Data supplied:

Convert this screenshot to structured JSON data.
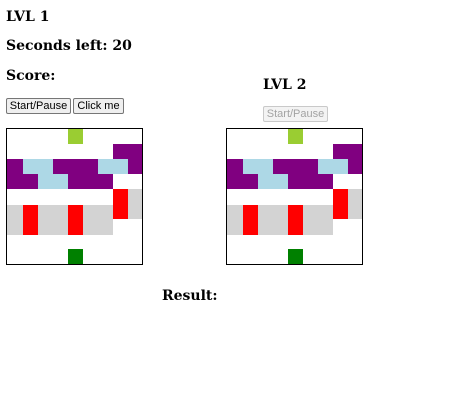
{
  "game": {
    "level1_title": "LVL 1",
    "seconds_label": "Seconds left: 20",
    "score_label": "Score:",
    "level2_title": "LVL 2",
    "result_label": "Result:"
  },
  "buttons": {
    "start_pause_label": "Start/Pause",
    "click_me_label": "Click me",
    "start_pause2_label": "Start/Pause"
  },
  "colors": {
    "goal": "#9acd32",
    "player": "#008000",
    "water": "#add8e6",
    "log": "#800080",
    "car": "#ff0000",
    "road": "#d3d3d3"
  }
}
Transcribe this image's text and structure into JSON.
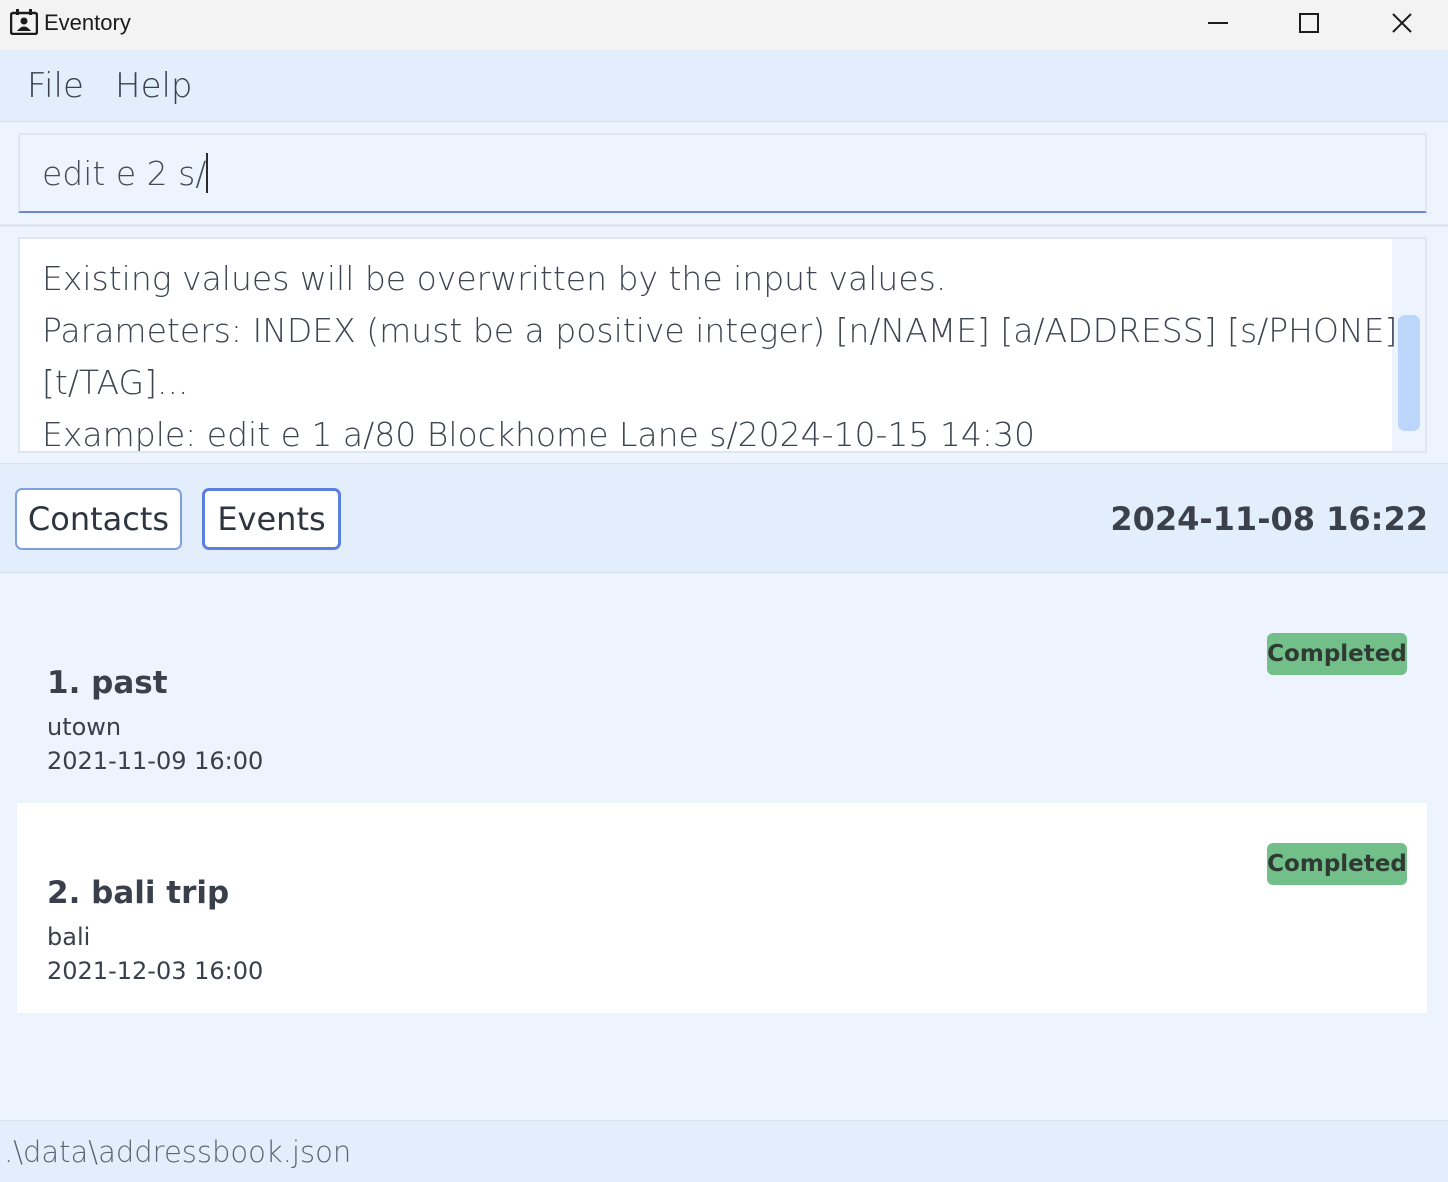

Description of the task: An exact transcription of all the entries is required, without the pictures.

Exercise response:
Convert this screenshot to structured JSON data.
{
  "game": {
    "level1_title": "LVL 1",
    "seconds_label": "Seconds left: 20",
    "score_label": "Score:",
    "level2_title": "LVL 2",
    "result_label": "Result:"
  },
  "buttons": {
    "start_pause_label": "Start/Pause",
    "click_me_label": "Click me",
    "start_pause2_label": "Start/Pause"
  },
  "colors": {
    "goal": "#9acd32",
    "player": "#008000",
    "water": "#add8e6",
    "log": "#800080",
    "car": "#ff0000",
    "road": "#d3d3d3"
  }
}
Transcribe this image's text and structure into JSON.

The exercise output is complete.